(Figure record listings)
--------------------

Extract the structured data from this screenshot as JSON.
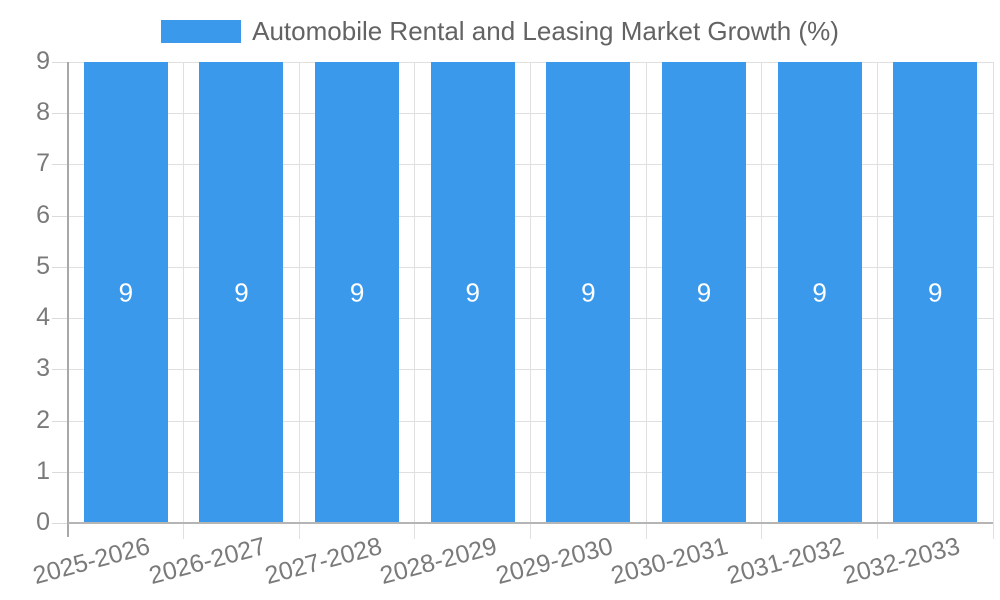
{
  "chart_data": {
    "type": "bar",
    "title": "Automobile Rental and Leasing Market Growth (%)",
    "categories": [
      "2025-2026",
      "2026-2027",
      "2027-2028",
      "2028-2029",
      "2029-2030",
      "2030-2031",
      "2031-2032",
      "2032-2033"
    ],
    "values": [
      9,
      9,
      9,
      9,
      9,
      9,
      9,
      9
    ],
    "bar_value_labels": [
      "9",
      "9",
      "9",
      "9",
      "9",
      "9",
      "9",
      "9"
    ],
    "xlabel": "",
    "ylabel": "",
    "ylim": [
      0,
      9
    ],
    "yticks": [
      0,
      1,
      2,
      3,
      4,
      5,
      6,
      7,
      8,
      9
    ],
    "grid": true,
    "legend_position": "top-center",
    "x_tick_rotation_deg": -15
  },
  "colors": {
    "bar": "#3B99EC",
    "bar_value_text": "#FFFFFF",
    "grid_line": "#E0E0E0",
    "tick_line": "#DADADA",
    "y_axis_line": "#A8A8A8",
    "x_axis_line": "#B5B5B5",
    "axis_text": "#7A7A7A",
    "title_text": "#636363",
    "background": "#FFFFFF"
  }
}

--------------------

Strip out the pictures and quote the remaining data word for word.

— Final result —
Extract the structured data from this screenshot as JSON.
{
  "chart_data": {
    "type": "bar",
    "title": "Automobile Rental and Leasing Market Growth (%)",
    "categories": [
      "2025-2026",
      "2026-2027",
      "2027-2028",
      "2028-2029",
      "2029-2030",
      "2030-2031",
      "2031-2032",
      "2032-2033"
    ],
    "values": [
      9,
      9,
      9,
      9,
      9,
      9,
      9,
      9
    ],
    "bar_value_labels": [
      "9",
      "9",
      "9",
      "9",
      "9",
      "9",
      "9",
      "9"
    ],
    "xlabel": "",
    "ylabel": "",
    "ylim": [
      0,
      9
    ],
    "yticks": [
      0,
      1,
      2,
      3,
      4,
      5,
      6,
      7,
      8,
      9
    ],
    "grid": true,
    "legend_position": "top-center",
    "x_tick_rotation_deg": -15
  },
  "colors": {
    "bar": "#3B99EC",
    "bar_value_text": "#FFFFFF",
    "grid_line": "#E0E0E0",
    "tick_line": "#DADADA",
    "y_axis_line": "#A8A8A8",
    "x_axis_line": "#B5B5B5",
    "axis_text": "#7A7A7A",
    "title_text": "#636363",
    "background": "#FFFFFF"
  }
}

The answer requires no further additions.